## Tâche courte 1
Remplacez « grid-line » par « grid-rule » dans les lignes de données, du début de ces lignes jusqu'à celle qui contient « parameter-stock-date: Дата остатков: 05.08.2024 » incluse. Ne modifiez rien d'autre.

## Texte fourni
* * * * * * *

Un autre regard
Jacques m’a fait la demande que j’écrive sur lui. Cette demande il me l’a faite suite à une discussion avec David sur un autre écrit que j’avais pu faire « le vilain petit canard », paru sur le site psychasoc.
Malgré son mutisme, il souhaitait que je mette des mots sur sa vie. Lorsqu'il m’a signifié cette demande et qu’il est arrivé à me la faire comprendre, j’ai ressenti un plaisir.
Pour moi mettre des mots, les inscrire, nommer leurs douleurs, c’est les respecter dans ce que sont et ressentent les résidents.
Pour Jacques aussi c’est important, c’est exister à travers la personne qui le suit depuis des années. La plume de l'éducateur permet à Jacques d'exister. Ces écrits font vivre Jacques, dans l'esprit de beaucoup de personnes.
Avec Jacques, nous sommes sur une pirogue, avec des étapes, le long du fleuve de la vie, sa vie, son "personnage", notre rencontre. La difficulté, il y a des rapides, des cascades, des rochers, un arbre flottant risquant de percuter la pirogue, enfin tous les aléas de la vie.
Jacques né fin des années 60, est abandonné à la naissance. Sa mère a accouché sous x, il a été placé à la cité de l’enfance jusqu’à 10 mois, dans son dossier il y a beaucoup de renseignement sur sa famille génitrice. Jacques a un demi-frère et une demi-sœur gardés par les parents de la mère. Son père serait de nationalité algérienne. Il rencontre une fois par an sa tutrice. Une collègue raconte qu'elle a travaillé avec une éducatrice qui a bercé Jacques bébé.
Jacques est placé en famille nourricière à 10 mois. Il devient agressif avec la fille de sa nourrice qui est née lorsque Jacques avait 17 mois, il reste dans cette famille jusqu’à l’âge de 4 ans. Pendant 3 ans Jacques est baladé chez différentes nourrices... Il est même coupable de relations trop pulsionnelles, trop fusionnelles. En 1972, Jacques se retrouve en internat au centre psychiatrique de Saint Cyr et à l’IMP des Primevères, de Charly la journée, 30 km de distance. À l'IMP, Jacques se montre moins dispersé, parvient à réaliser certaines activités, il est capable de regarder des livres, essaye de les commenter, retard de langage persistant. Jacques apprécie les activités extérieures. En 1976, Jacques se retrouve dans un IMP en internat continu jusqu’en 1983. Arrivé à l’IMPRO du REYNARD à Ampuis devenu Foyer occupationnel en 1987. Au foyer, il vit donc depuis presque 30 ans.
Depuis sa famille est le foyer...
Jacques, homme de 1m75, boutonne ses chemises jusqu'au col, serre sa ceinture, l'été comme l'hiver, il peut demander un pull-over. Quand je suis arrivé sur le groupe, l'éducateur réfèrent, après l'achat de sa vêture, lui fermait ses vêtements. Il fallait que l'organisateur du camp voie que ces affaires étaient neuves. Nous lui faisions vivre un truc, il voyait arriver des caddies de vêtement. Il ne pouvait les mettre qu’en camp. En écrivant ce texte, je me suis rappelé, que Jacques adorait mettre une cravate. A l’époque, je suis parti à la récolte de cravate. Quand il a changé de groupe, l’équipe éducative a trouvé que les cravates l’obsédaient. Ils sont arrivés à lui faire abandonner les cravates. Il avait le choix ? Au nom de quel droit ? Quelle légitimité ?

* * * * * * *

## Tâche courte 2
Reproduisez sans aucune modification le passage du texte sur Jacques allant de « Malgré son mutisme, il » jusqu'à « beaucoup de personnes. ».

* * * * * * *

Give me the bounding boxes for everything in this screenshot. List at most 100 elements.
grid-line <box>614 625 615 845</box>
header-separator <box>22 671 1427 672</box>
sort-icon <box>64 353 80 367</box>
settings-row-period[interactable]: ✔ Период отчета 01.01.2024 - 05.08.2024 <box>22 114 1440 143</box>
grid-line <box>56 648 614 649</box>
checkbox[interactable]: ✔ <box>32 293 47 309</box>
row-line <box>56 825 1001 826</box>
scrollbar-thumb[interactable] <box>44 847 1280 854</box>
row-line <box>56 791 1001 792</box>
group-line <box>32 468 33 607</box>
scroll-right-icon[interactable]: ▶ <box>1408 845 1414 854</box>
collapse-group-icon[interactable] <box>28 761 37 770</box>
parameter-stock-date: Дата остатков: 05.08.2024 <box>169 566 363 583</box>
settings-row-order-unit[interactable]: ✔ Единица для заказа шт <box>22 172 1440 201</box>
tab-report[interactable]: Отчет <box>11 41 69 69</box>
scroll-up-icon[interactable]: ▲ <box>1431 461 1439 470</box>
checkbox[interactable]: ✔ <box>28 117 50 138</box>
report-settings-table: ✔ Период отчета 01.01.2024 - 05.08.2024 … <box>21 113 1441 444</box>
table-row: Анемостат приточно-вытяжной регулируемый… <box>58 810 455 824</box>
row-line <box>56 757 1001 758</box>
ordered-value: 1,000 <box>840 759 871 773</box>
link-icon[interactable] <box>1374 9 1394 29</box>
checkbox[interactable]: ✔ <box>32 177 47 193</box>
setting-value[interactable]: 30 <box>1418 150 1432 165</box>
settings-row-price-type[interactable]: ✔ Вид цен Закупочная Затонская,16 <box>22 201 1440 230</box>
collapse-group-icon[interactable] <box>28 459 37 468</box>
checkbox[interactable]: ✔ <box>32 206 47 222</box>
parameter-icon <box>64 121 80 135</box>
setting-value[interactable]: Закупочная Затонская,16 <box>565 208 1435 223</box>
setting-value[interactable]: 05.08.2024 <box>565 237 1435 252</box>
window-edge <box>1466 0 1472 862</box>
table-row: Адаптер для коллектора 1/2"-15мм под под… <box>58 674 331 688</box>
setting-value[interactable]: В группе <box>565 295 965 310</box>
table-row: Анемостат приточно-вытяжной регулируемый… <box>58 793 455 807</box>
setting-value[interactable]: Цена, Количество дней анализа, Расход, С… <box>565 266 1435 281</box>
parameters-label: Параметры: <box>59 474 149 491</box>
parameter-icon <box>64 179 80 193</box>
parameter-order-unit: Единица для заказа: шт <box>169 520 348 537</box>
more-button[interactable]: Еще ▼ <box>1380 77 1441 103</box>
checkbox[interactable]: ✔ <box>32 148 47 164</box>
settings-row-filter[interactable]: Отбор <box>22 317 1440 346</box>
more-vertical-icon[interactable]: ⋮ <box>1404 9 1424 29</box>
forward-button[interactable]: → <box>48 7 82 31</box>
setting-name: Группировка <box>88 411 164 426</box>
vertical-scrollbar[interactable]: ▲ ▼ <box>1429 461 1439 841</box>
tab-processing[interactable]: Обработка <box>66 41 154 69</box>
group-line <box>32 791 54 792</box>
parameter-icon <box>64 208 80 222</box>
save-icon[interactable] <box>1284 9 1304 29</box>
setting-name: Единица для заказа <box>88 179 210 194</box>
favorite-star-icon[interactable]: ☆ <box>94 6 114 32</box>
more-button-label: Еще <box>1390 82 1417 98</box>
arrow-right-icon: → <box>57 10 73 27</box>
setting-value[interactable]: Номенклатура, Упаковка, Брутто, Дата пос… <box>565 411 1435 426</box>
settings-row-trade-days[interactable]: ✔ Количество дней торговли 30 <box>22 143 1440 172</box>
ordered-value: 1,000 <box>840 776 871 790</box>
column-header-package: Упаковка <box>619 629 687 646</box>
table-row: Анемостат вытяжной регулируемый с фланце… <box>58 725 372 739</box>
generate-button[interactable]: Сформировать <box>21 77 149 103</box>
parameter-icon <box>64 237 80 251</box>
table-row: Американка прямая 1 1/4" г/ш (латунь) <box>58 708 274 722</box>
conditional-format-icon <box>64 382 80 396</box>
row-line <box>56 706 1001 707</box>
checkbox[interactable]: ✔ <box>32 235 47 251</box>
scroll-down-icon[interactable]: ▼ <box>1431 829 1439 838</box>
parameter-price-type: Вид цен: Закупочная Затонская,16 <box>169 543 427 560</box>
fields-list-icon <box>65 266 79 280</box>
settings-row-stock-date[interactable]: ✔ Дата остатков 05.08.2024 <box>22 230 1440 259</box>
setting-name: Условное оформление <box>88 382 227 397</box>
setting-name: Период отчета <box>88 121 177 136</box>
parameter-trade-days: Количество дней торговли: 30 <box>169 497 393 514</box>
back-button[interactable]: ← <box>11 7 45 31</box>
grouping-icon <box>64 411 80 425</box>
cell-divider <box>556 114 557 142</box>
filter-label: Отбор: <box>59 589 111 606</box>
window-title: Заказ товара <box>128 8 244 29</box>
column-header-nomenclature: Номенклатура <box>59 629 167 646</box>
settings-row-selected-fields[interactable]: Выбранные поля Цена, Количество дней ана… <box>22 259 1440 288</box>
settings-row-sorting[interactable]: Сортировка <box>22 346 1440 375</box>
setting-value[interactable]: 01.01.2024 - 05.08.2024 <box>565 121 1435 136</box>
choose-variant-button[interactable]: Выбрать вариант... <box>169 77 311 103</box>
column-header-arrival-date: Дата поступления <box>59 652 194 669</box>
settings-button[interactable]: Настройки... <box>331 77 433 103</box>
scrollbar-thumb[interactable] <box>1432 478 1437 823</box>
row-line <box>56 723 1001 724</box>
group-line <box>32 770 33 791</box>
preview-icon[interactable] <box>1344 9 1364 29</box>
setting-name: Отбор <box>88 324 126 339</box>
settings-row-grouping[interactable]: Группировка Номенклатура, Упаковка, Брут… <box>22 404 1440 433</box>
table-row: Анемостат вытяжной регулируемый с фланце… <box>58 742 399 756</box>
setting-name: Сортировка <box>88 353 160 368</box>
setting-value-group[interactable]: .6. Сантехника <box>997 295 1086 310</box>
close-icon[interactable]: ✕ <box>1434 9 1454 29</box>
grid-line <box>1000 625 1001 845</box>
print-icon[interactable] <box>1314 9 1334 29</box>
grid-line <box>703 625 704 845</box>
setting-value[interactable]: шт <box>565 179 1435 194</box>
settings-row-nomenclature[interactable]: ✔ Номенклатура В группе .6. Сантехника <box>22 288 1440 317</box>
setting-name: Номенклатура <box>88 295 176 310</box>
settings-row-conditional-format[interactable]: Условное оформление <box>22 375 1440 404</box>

* * * * * * *

## Résultat attendu 1
Give me the bounding boxes for everything in this screenshot. List at most 100 elements.
grid-rule <box>614 625 615 845</box>
header-separator <box>22 671 1427 672</box>
sort-icon <box>64 353 80 367</box>
settings-row-period[interactable]: ✔ Период отчета 01.01.2024 - 05.08.2024 <box>22 114 1440 143</box>
grid-rule <box>56 648 614 649</box>
checkbox[interactable]: ✔ <box>32 293 47 309</box>
row-line <box>56 825 1001 826</box>
scrollbar-thumb[interactable] <box>44 847 1280 854</box>
row-line <box>56 791 1001 792</box>
group-line <box>32 468 33 607</box>
scroll-right-icon[interactable]: ▶ <box>1408 845 1414 854</box>
collapse-group-icon[interactable] <box>28 761 37 770</box>
parameter-stock-date: Дата остатков: 05.08.2024 <box>169 566 363 583</box>

## Résultat attendu 2
Malgré son mutisme, il souhaitait que je mette des mots sur sa vie. Lorsqu'il m’a signifié cette demande et qu’il est arrivé à me la faire comprendre, j’ai ressenti un plaisir.
Pour moi mettre des mots, les inscrire, nommer leurs douleurs, c’est les respecter dans ce que sont et ressentent les résidents.
Pour Jacques aussi c’est important, c’est exister à travers la personne qui le suit depuis des années. La plume de l'éducateur permet à Jacques d'exister. Ces écrits font vivre Jacques, dans l'esprit de beaucoup de personnes.